## Set problem
Copy each line below in which the string "EJECT" occurs.
[start Records shown]
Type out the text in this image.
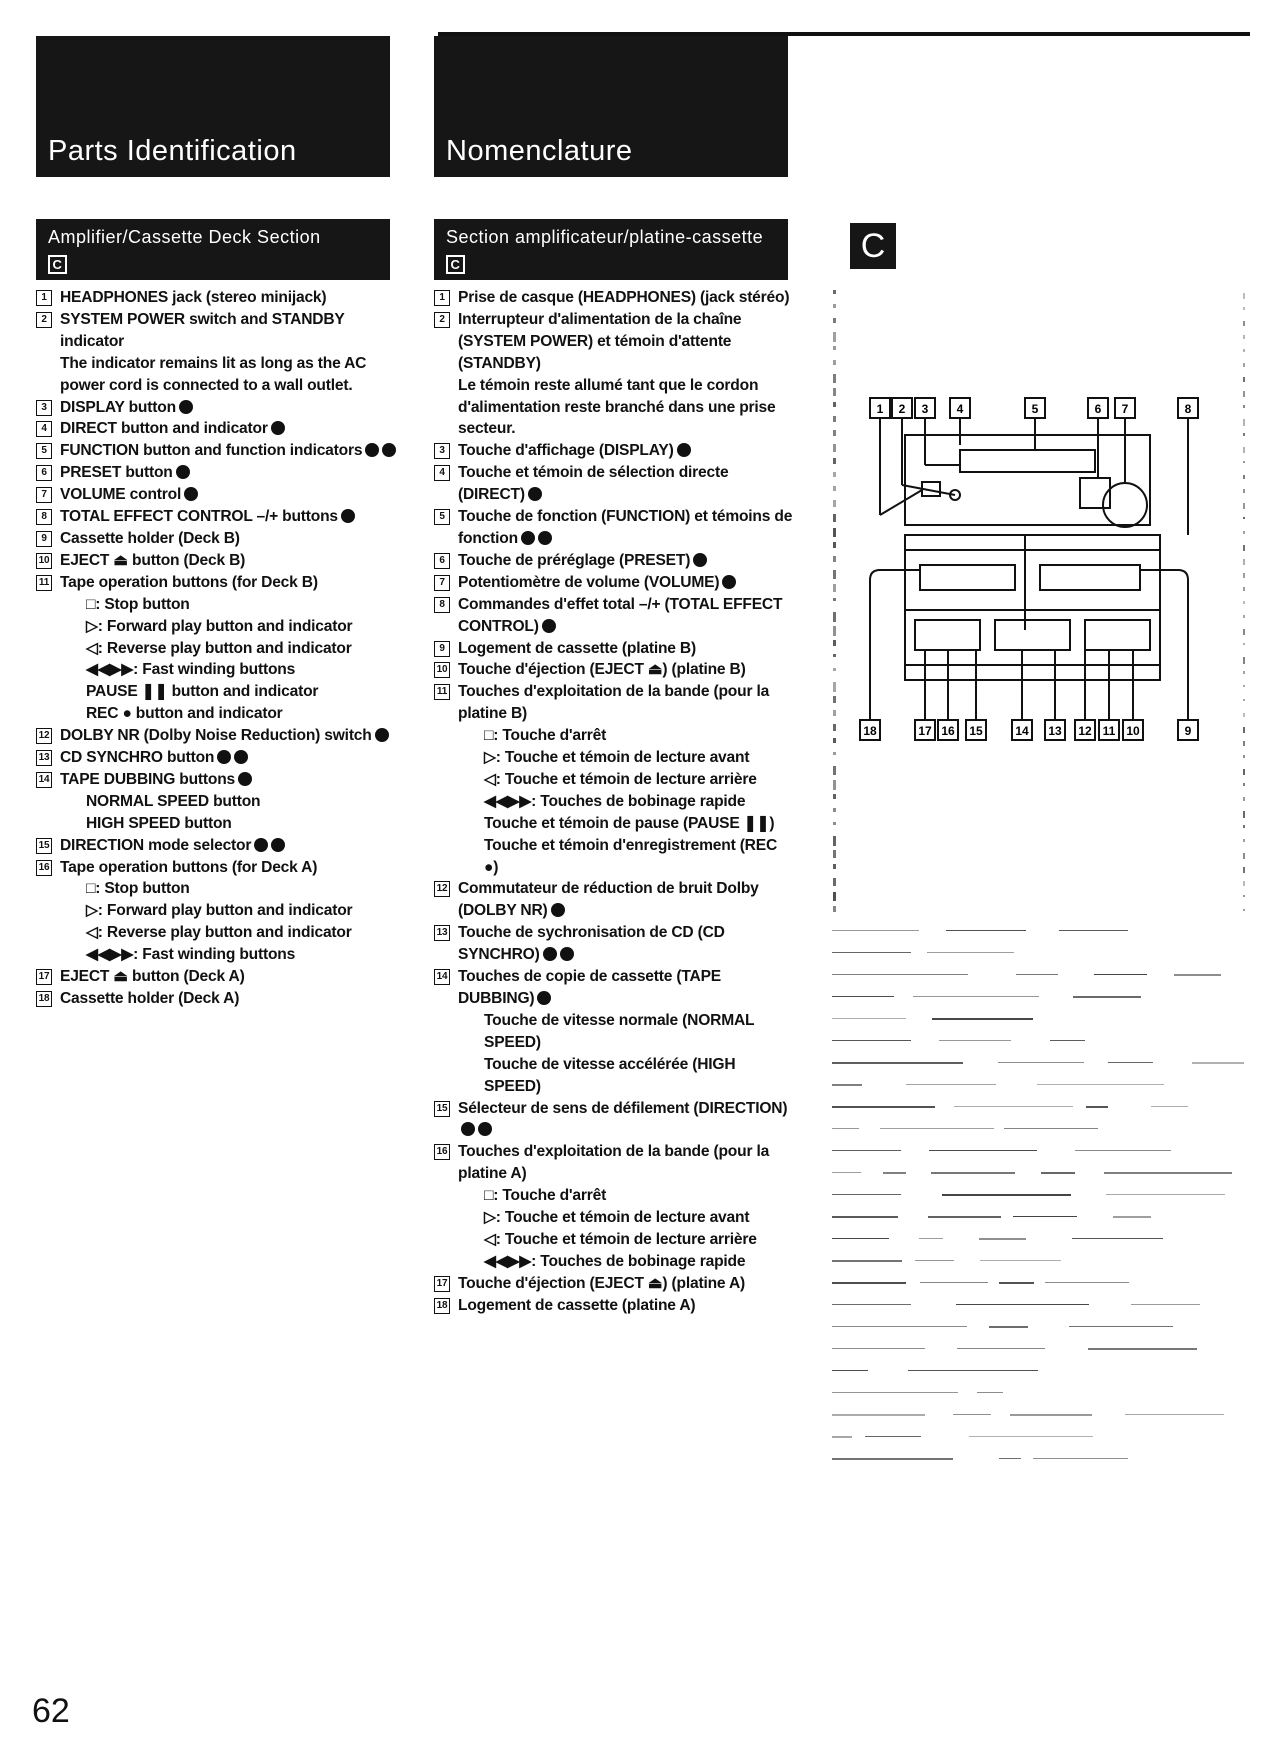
Parts Identification	Nomenclature
Amplifier/Cassette Deck Section
C
Section amplificateur/platine-cassette C
1 HEADPHONES jack (stereo minijack)
2 SYSTEM POWER switch and STANDBY indicator
The indicator remains lit as long as the AC power cord is connected to a wall outlet.
3 DISPLAY button
4 DIRECT button and indicator
5 FUNCTION button and function indicators
6 PRESET button
7 VOLUME control
8 TOTAL EFFECT CONTROL –/+ buttons
9 Cassette holder (Deck B)
10 EJECT ⏏ button (Deck B)
11 Tape operation buttons (for Deck B)
□: Stop button
▷: Forward play button and indicator
◁: Reverse play button and indicator
◀◀▶▶: Fast winding buttons
PAUSE ❚❚ button and indicator
REC ● button and indicator
12 DOLBY NR (Dolby Noise Reduction) switch
13 CD SYNCHRO button
14 TAPE DUBBING buttons
NORMAL SPEED button
HIGH SPEED button
15 DIRECTION mode selector
16 Tape operation buttons (for Deck A)
□: Stop button
▷: Forward play button and indicator
◁: Reverse play button and indicator
◀◀▶▶: Fast winding buttons
17 EJECT ⏏ button (Deck A)
18 Cassette holder (Deck A)
1 Prise de casque (HEADPHONES) (jack stéréo)
2 Interrupteur d'alimentation de la chaîne (SYSTEM POWER) et témoin d'attente (STANDBY)
Le témoin reste allumé tant que le cordon d'alimentation reste branché dans une prise secteur.
3 Touche d'affichage (DISPLAY)
4 Touche et témoin de sélection directe (DIRECT)
5 Touche de fonction (FUNCTION) et témoins de fonction
6 Touche de préréglage (PRESET)
7 Potentiomètre de volume (VOLUME)
8 Commandes d'effet total –/+ (TOTAL EFFECT CONTROL)
9 Logement de cassette (platine B)
10 Touche d'éjection (EJECT ⏏) (platine B)
11 Touches d'exploitation de la bande (pour la platine B)
□: Touche d'arrêt
▷: Touche et témoin de lecture avant
◁: Touche et témoin de lecture arrière
◀◀▶▶: Touches de bobinage rapide
Touche et témoin de pause (PAUSE ❚❚)
Touche et témoin d'enregistrement (REC ●)
12 Commutateur de réduction de bruit Dolby (DOLBY NR)
13 Touche de sychronisation de CD (CD SYNCHRO)
14 Touches de copie de cassette (TAPE DUBBING)
Touche de vitesse normale (NORMAL SPEED)
Touche de vitesse accélérée (HIGH SPEED)
15 Sélecteur de sens de défilement (DIRECTION)
16 Touches d'exploitation de la bande (pour la platine A)
□: Touche d'arrêt
▷: Touche et témoin de lecture avant
◁: Touche et témoin de lecture arrière
◀◀▶▶: Touches de bobinage rapide
17 Touche d'éjection (EJECT ⏏) (platine A)
18 Logement de cassette (platine A)
C
1 2 3 4	5	6 7	8
18	17 16 15	14 13 12 11 10	9
62
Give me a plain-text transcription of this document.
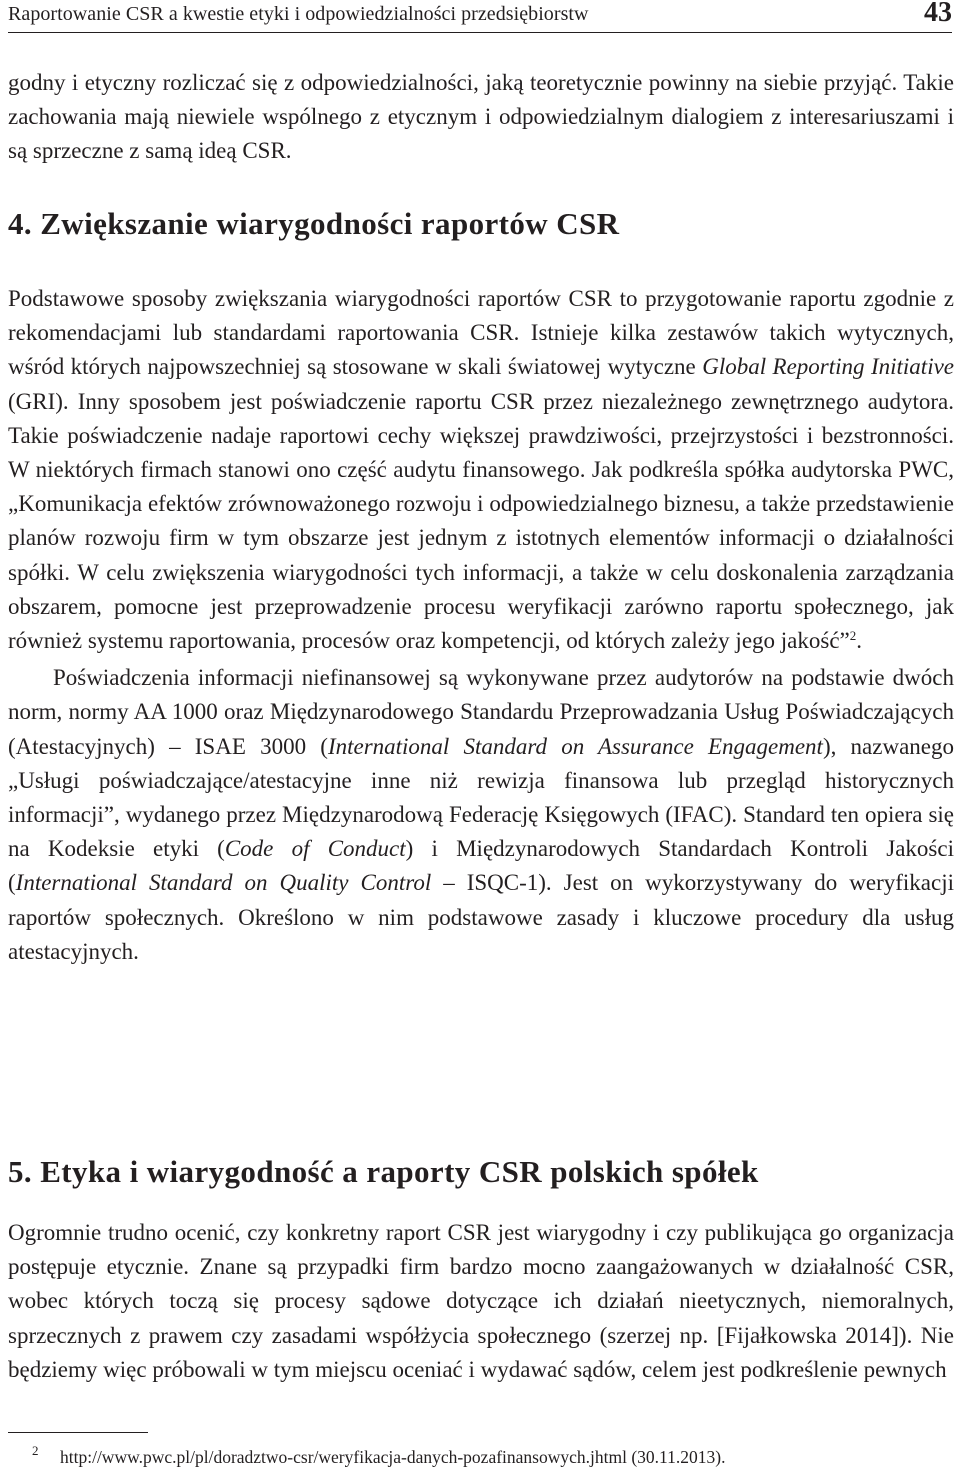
Raportowanie CSR a kwestie etyki i odpowiedzialności przedsiębiorstw	43

godny i etyczny rozliczać się z odpowiedzialności, jaką teoretycznie powinny na siebie przyjąć. Takie zachowania mają niewiele wspólnego z etycznym i odpowiedzialnym dialogiem z interesariuszami i są sprzeczne z samą ideą CSR.

4. Zwiększanie wiarygodności raportów CSR

Podstawowe sposoby zwiększania wiarygodności raportów CSR to przygotowanie raportu zgodnie z rekomendacjami lub standardami raportowania CSR. Istnieje kilka zestawów takich wytycznych, wśród których najpowszechniej są stosowane w skali światowej wytyczne Global Reporting Initiative (GRI). Inny sposobem jest poświadczenie raportu CSR przez niezależnego zewnętrznego audytora. Takie poświadczenie nadaje raportowi cechy większej prawdziwości, przejrzystości i bezstronności. W niektórych firmach stanowi ono część audytu finansowego. Jak podkreśla spółka audytorska PWC, „Komunikacja efektów zrównoważonego rozwoju i odpowiedzialnego biznesu, a także przedstawienie planów rozwoju firm w tym obszarze jest jednym z istotnych elementów informacji o działalności spółki. W celu zwiększenia wiarygodności tych informacji, a także w celu doskonalenia zarządzania obszarem, pomocne jest przeprowadzenie procesu weryfikacji zarówno raportu społecznego, jak również systemu raportowania, procesów oraz kompetencji, od których zależy jego jakość”$^2$.

Poświadczenia informacji niefinansowej są wykonywane przez audytorów na podstawie dwóch norm, normy AA 1000 oraz Międzynarodowego Standardu Przeprowadzania Usług Poświadczających (Atestacyjnych) – ISAE 3000 (International Standard on Assurance Engagement), nazwanego „Usługi poświadczające/atestacyjne inne niż rewizja finansowa lub przegląd historycznych informacji”, wydanego przez Międzynarodową Federację Księgowych (IFAC). Standard ten opiera się na Kodeksie etyki (Code of Conduct) i Międzynarodowych Standardach Kontroli Jakości (International Standard on Quality Control – ISQC-1). Jest on wykorzystywany do weryfikacji raportów społecznych. Określono w nim podstawowe zasady i kluczowe procedury dla usług atestacyjnych.

5. Etyka i wiarygodność a raporty CSR polskich spółek

Ogromnie trudno ocenić, czy konkretny raport CSR jest wiarygodny i czy publikująca go organizacja postępuje etycznie. Znane są przypadki firm bardzo mocno zaangażowanych w działalność CSR, wobec których toczą się procesy sądowe dotyczące ich działań nieetycznych, niemoralnych, sprzecznych z prawem czy zasadami współżycia społecznego (szerzej np. [Fijałkowska 2014]). Nie będziemy więc próbowali w tym miejscu oceniać i wydawać sądów, celem jest podkreślenie pewnych

2 http://www.pwc.pl/pl/doradztwo-csr/weryfikacja-danych-pozafinansowych.jhtml (30.11.2013).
[end Records shown]
## Task answer
10 EJECT ⏏ button (Deck B)
17 EJECT ⏏ button (Deck A)
10 Touche d'éjection (EJECT ⏏) (platine B)
17 Touche d'éjection (EJECT ⏏) (platine A)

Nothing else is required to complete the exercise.